Exercise materials start

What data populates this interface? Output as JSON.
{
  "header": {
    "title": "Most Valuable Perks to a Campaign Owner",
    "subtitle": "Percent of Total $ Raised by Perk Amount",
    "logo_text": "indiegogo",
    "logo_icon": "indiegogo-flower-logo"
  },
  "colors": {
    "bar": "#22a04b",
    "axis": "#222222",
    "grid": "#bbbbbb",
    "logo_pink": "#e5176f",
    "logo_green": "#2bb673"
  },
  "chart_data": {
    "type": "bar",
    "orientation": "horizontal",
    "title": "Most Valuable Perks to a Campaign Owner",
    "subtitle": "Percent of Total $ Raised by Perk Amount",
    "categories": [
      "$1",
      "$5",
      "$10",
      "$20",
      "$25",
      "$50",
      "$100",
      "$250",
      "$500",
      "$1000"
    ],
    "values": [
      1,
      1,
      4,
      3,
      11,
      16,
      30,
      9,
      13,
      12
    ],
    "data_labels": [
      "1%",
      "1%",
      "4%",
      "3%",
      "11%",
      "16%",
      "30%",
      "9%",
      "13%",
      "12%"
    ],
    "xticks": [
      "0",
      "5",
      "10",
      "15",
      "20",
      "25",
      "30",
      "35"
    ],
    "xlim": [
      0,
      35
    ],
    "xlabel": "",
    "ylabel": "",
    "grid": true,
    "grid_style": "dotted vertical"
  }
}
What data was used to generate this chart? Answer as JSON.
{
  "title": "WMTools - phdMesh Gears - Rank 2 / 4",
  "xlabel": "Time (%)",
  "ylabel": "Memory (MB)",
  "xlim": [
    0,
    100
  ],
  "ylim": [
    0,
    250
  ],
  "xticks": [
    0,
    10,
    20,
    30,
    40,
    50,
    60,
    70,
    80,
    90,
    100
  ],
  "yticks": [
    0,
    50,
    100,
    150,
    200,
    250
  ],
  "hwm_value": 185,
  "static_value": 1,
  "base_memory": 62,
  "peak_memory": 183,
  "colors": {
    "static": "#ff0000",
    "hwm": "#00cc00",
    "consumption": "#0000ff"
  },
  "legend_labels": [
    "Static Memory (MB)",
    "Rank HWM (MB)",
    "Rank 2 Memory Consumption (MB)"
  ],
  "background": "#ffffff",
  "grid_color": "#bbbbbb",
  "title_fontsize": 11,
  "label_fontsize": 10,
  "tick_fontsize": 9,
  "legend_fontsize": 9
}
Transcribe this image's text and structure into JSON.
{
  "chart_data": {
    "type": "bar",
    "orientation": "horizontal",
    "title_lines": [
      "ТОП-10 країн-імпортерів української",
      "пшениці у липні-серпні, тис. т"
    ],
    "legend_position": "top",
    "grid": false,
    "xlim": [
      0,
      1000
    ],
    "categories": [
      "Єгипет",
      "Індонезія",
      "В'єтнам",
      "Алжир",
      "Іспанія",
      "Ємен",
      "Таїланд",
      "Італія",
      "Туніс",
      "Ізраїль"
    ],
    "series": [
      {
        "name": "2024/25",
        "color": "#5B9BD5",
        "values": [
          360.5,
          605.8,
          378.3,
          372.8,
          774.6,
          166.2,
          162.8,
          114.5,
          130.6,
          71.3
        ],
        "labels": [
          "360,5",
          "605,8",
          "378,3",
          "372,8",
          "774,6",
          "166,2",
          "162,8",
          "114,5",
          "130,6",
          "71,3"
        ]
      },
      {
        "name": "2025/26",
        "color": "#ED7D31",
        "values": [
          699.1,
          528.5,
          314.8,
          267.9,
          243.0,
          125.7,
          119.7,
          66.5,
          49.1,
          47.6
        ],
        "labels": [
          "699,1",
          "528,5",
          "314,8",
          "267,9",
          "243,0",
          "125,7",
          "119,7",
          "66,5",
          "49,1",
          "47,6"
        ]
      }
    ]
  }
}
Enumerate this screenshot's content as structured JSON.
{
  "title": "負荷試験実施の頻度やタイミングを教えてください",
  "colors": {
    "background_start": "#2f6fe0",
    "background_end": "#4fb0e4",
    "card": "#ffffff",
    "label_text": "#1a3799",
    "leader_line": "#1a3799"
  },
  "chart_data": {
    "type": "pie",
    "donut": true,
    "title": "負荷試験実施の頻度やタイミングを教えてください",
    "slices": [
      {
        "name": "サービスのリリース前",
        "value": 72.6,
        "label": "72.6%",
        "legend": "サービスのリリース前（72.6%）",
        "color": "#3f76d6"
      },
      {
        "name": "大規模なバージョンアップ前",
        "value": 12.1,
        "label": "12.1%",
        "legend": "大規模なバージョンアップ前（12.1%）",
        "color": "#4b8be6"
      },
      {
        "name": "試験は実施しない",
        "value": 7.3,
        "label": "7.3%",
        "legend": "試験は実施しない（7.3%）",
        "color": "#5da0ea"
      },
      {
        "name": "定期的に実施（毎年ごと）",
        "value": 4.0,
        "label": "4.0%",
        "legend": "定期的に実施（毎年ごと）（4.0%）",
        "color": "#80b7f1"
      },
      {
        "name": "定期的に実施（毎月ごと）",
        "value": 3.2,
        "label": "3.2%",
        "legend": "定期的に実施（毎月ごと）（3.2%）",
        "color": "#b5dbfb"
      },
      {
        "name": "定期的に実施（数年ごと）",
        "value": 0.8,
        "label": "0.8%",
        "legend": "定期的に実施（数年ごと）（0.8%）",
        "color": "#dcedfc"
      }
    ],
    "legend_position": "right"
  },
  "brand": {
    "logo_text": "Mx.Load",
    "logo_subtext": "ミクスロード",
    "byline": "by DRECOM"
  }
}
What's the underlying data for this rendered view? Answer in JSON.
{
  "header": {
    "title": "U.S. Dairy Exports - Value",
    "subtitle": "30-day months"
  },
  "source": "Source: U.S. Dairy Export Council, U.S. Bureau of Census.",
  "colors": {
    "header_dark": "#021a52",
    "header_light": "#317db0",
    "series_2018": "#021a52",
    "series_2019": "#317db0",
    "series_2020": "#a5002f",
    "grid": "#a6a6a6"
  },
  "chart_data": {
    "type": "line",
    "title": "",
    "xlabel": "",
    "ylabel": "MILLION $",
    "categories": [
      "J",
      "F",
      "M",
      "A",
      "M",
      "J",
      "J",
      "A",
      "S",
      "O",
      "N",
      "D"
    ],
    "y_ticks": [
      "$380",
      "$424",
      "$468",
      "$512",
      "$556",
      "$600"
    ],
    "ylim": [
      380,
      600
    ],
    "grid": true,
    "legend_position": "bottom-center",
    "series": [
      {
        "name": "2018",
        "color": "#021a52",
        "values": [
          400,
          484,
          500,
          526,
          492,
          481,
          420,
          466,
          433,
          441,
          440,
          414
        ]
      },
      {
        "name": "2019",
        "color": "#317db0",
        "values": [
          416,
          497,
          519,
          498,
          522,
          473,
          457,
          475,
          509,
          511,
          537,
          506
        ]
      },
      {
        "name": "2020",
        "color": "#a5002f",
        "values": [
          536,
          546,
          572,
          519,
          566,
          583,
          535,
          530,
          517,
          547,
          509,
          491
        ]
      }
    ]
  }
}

Exercise materials end

Your objective: Restate each record word for word.

Answer for the task:
What data populates this interface? Output as JSON.
{
  "header": {
    "title": "Most Valuable Perks to a Campaign Owner",
    "subtitle": "Percent of Total $ Raised by Perk Amount",
    "logo_text": "indiegogo",
    "logo_icon": "indiegogo-flower-logo"
  },
  "colors": {
    "bar": "#22a04b",
    "axis": "#222222",
    "grid": "#bbbbbb",
    "logo_pink": "#e5176f",
    "logo_green": "#2bb673"
  },
  "chart_data": {
    "type": "bar",
    "orientation": "horizontal",
    "title": "Most Valuable Perks to a Campaign Owner",
    "subtitle": "Percent of Total $ Raised by Perk Amount",
    "categories": [
      "$1",
      "$5",
      "$10",
      "$20",
      "$25",
      "$50",
      "$100",
      "$250",
      "$500",
      "$1000"
    ],
    "values": [
      1,
      1,
      4,
      3,
      11,
      16,
      30,
      9,
      13,
      12
    ],
    "data_labels": [
      "1%",
      "1%",
      "4%",
      "3%",
      "11%",
      "16%",
      "30%",
      "9%",
      "13%",
      "12%"
    ],
    "xticks": [
      "0",
      "5",
      "10",
      "15",
      "20",
      "25",
      "30",
      "35"
    ],
    "xlim": [
      0,
      35
    ],
    "xlabel": "",
    "ylabel": "",
    "grid": true,
    "grid_style": "dotted vertical"
  }
}
What data was used to generate this chart? Answer as JSON.
{
  "title": "WMTools - phdMesh Gears - Rank 2 / 4",
  "xlabel": "Time (%)",
  "ylabel": "Memory (MB)",
  "xlim": [
    0,
    100
  ],
  "ylim": [
    0,
    250
  ],
  "xticks": [
    0,
    10,
    20,
    30,
    40,
    50,
    60,
    70,
    80,
    90,
    100
  ],
  "yticks": [
    0,
    50,
    100,
    150,
    200,
    250
  ],
  "hwm_value": 185,
  "static_value": 1,
  "base_memory": 62,
  "peak_memory": 183,
  "colors": {
    "static": "#ff0000",
    "hwm": "#00cc00",
    "consumption": "#0000ff"
  },
  "legend_labels": [
    "Static Memory (MB)",
    "Rank HWM (MB)",
    "Rank 2 Memory Consumption (MB)"
  ],
  "background": "#ffffff",
  "grid_color": "#bbbbbb",
  "title_fontsize": 11,
  "label_fontsize": 10,
  "tick_fontsize": 9,
  "legend_fontsize": 9
}
Transcribe this image's text and structure into JSON.
{
  "chart_data": {
    "type": "bar",
    "orientation": "horizontal",
    "title_lines": [
      "ТОП-10 країн-імпортерів української",
      "пшениці у липні-серпні, тис. т"
    ],
    "legend_position": "top",
    "grid": false,
    "xlim": [
      0,
      1000
    ],
    "categories": [
      "Єгипет",
      "Індонезія",
      "В'єтнам",
      "Алжир",
      "Іспанія",
      "Ємен",
      "Таїланд",
      "Італія",
      "Туніс",
      "Ізраїль"
    ],
    "series": [
      {
        "name": "2024/25",
        "color": "#5B9BD5",
        "values": [
          360.5,
          605.8,
          378.3,
          372.8,
          774.6,
          166.2,
          162.8,
          114.5,
          130.6,
          71.3
        ],
        "labels": [
          "360,5",
          "605,8",
          "378,3",
          "372,8",
          "774,6",
          "166,2",
          "162,8",
          "114,5",
          "130,6",
          "71,3"
        ]
      },
      {
        "name": "2025/26",
        "color": "#ED7D31",
        "values": [
          699.1,
          528.5,
          314.8,
          267.9,
          243.0,
          125.7,
          119.7,
          66.5,
          49.1,
          47.6
        ],
        "labels": [
          "699,1",
          "528,5",
          "314,8",
          "267,9",
          "243,0",
          "125,7",
          "119,7",
          "66,5",
          "49,1",
          "47,6"
        ]
      }
    ]
  }
}
Enumerate this screenshot's content as structured JSON.
{
  "title": "負荷試験実施の頻度やタイミングを教えてください",
  "colors": {
    "background_start": "#2f6fe0",
    "background_end": "#4fb0e4",
    "card": "#ffffff",
    "label_text": "#1a3799",
    "leader_line": "#1a3799"
  },
  "chart_data": {
    "type": "pie",
    "donut": true,
    "title": "負荷試験実施の頻度やタイミングを教えてください",
    "slices": [
      {
        "name": "サービスのリリース前",
        "value": 72.6,
        "label": "72.6%",
        "legend": "サービスのリリース前（72.6%）",
        "color": "#3f76d6"
      },
      {
        "name": "大規模なバージョンアップ前",
        "value": 12.1,
        "label": "12.1%",
        "legend": "大規模なバージョンアップ前（12.1%）",
        "color": "#4b8be6"
      },
      {
        "name": "試験は実施しない",
        "value": 7.3,
        "label": "7.3%",
        "legend": "試験は実施しない（7.3%）",
        "color": "#5da0ea"
      },
      {
        "name": "定期的に実施（毎年ごと）",
        "value": 4.0,
        "label": "4.0%",
        "legend": "定期的に実施（毎年ごと）（4.0%）",
        "color": "#80b7f1"
      },
      {
        "name": "定期的に実施（毎月ごと）",
        "value": 3.2,
        "label": "3.2%",
        "legend": "定期的に実施（毎月ごと）（3.2%）",
        "color": "#b5dbfb"
      },
      {
        "name": "定期的に実施（数年ごと）",
        "value": 0.8,
        "label": "0.8%",
        "legend": "定期的に実施（数年ごと）（0.8%）",
        "color": "#dcedfc"
      }
    ],
    "legend_position": "right"
  },
  "brand": {
    "logo_text": "Mx.Load",
    "logo_subtext": "ミクスロード",
    "byline": "by DRECOM"
  }
}
What's the underlying data for this rendered view? Answer in JSON.
{
  "header": {
    "title": "U.S. Dairy Exports - Value",
    "subtitle": "30-day months"
  },
  "source": "Source: U.S. Dairy Export Council, U.S. Bureau of Census.",
  "colors": {
    "header_dark": "#021a52",
    "header_light": "#317db0",
    "series_2018": "#021a52",
    "series_2019": "#317db0",
    "series_2020": "#a5002f",
    "grid": "#a6a6a6"
  },
  "chart_data": {
    "type": "line",
    "title": "",
    "xlabel": "",
    "ylabel": "MILLION $",
    "categories": [
      "J",
      "F",
      "M",
      "A",
      "M",
      "J",
      "J",
      "A",
      "S",
      "O",
      "N",
      "D"
    ],
    "y_ticks": [
      "$380",
      "$424",
      "$468",
      "$512",
      "$556",
      "$600"
    ],
    "ylim": [
      380,
      600
    ],
    "grid": true,
    "legend_position": "bottom-center",
    "series": [
      {
        "name": "2018",
        "color": "#021a52",
        "values": [
          400,
          484,
          500,
          526,
          492,
          481,
          420,
          466,
          433,
          441,
          440,
          414
        ]
      },
      {
        "name": "2019",
        "color": "#317db0",
        "values": [
          416,
          497,
          519,
          498,
          522,
          473,
          457,
          475,
          509,
          511,
          537,
          506
        ]
      },
      {
        "name": "2020",
        "color": "#a5002f",
        "values": [
          536,
          546,
          572,
          519,
          566,
          583,
          535,
          530,
          517,
          547,
          509,
          491
        ]
      }
    ]
  }
}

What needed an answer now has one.